Reproduce every line of the items below verbatim, omitting the pictures.

·····

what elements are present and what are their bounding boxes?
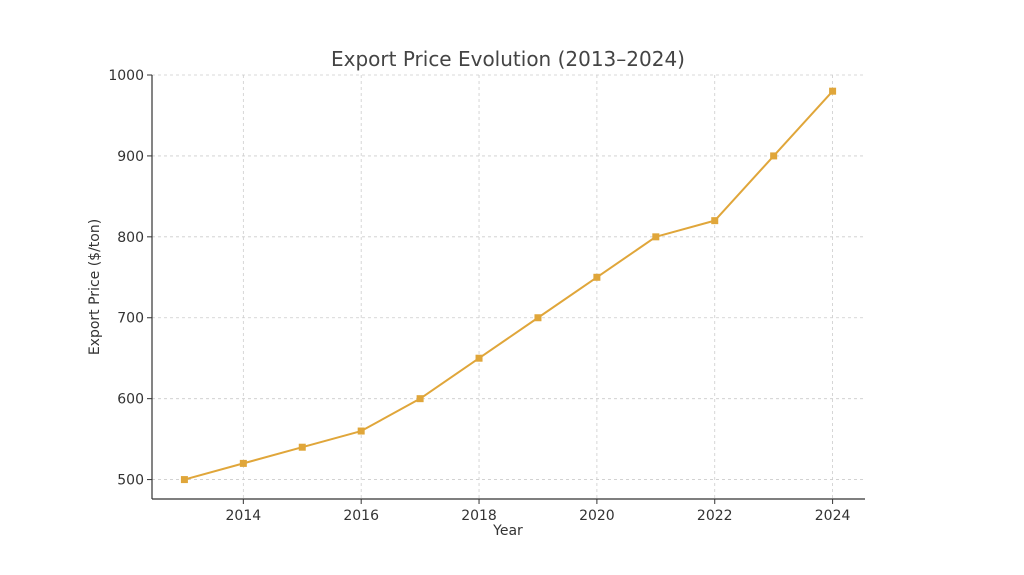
- data-point-marker: [357, 427, 365, 435]
- x-tick-label: 2014: [226, 508, 262, 524]
- x-tick-label: 2024: [815, 508, 851, 524]
- y-tick-label: 500: [117, 473, 144, 489]
- data-point-marker: [475, 354, 483, 362]
- x-tick-label: 2020: [579, 508, 615, 524]
- grid: [152, 74, 865, 499]
- y-axis-label: Export Price ($/ton): [87, 219, 103, 355]
- data-point-marker: [180, 476, 188, 484]
- chart-title: Export Price Evolution (2013–2024): [331, 47, 685, 71]
- data-point-marker: [416, 395, 424, 403]
- series-line: [184, 90, 834, 481]
- y-tick-label: 800: [117, 230, 144, 246]
- data-point-marker: [239, 459, 247, 467]
- tick-labels: 2014 2016 2018 2020 2022 2024 500 600 700 800 900 1…: [108, 68, 850, 524]
- axes: [147, 74, 865, 504]
- data-point-marker: [298, 443, 306, 451]
- x-tick-label: 2018: [461, 508, 497, 524]
- x-tick-label: 2016: [343, 508, 379, 524]
- series: [180, 87, 837, 484]
- data-point-marker: [534, 314, 542, 322]
- data-point-marker: [652, 233, 660, 241]
- data-point-marker: [593, 273, 601, 281]
- x-axis-label: Year: [492, 523, 523, 539]
- y-tick-label: 700: [117, 311, 144, 327]
- data-point-marker: [829, 87, 837, 95]
- data-point-marker: [770, 152, 778, 160]
- x-tick-label: 2022: [697, 508, 733, 524]
- y-tick-label: 1000: [108, 68, 144, 84]
- y-tick-label: 900: [117, 149, 144, 165]
- data-point-marker: [711, 217, 719, 225]
- y-tick-label: 600: [117, 392, 144, 408]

·····

* **Result below**:
what elements are present and what are their bounding boxes?
- data-point-marker: [357, 427, 365, 435]
- x-tick-label: 2014: [226, 508, 262, 524]
- x-tick-label: 2024: [815, 508, 851, 524]
- y-tick-label: 500: [117, 473, 144, 489]
- data-point-marker: [475, 354, 483, 362]
- x-tick-label: 2020: [579, 508, 615, 524]
- grid: [152, 74, 865, 499]
- y-axis-label: Export Price ($/ton): [87, 219, 103, 355]
- data-point-marker: [180, 476, 188, 484]
- chart-title: Export Price Evolution (2013–2024): [331, 47, 685, 71]
- data-point-marker: [416, 395, 424, 403]
- series-line: [184, 90, 834, 481]
- y-tick-label: 800: [117, 230, 144, 246]
- data-point-marker: [239, 459, 247, 467]
- tick-labels: 2014 2016 2018 2020 2022 2024 500 600 700 800 900 1…: [108, 68, 850, 524]
- axes: [147, 74, 865, 504]
- data-point-marker: [298, 443, 306, 451]
- x-tick-label: 2018: [461, 508, 497, 524]
- x-tick-label: 2016: [343, 508, 379, 524]
- series: [180, 87, 837, 484]
- data-point-marker: [534, 314, 542, 322]
- data-point-marker: [652, 233, 660, 241]
- data-point-marker: [593, 273, 601, 281]
- x-axis-label: Year: [492, 523, 523, 539]
- y-tick-label: 700: [117, 311, 144, 327]
- data-point-marker: [829, 87, 837, 95]
- data-point-marker: [770, 152, 778, 160]
- x-tick-label: 2022: [697, 508, 733, 524]
- y-tick-label: 1000: [108, 68, 144, 84]
- y-tick-label: 900: [117, 149, 144, 165]
- data-point-marker: [711, 217, 719, 225]
- y-tick-label: 600: [117, 392, 144, 408]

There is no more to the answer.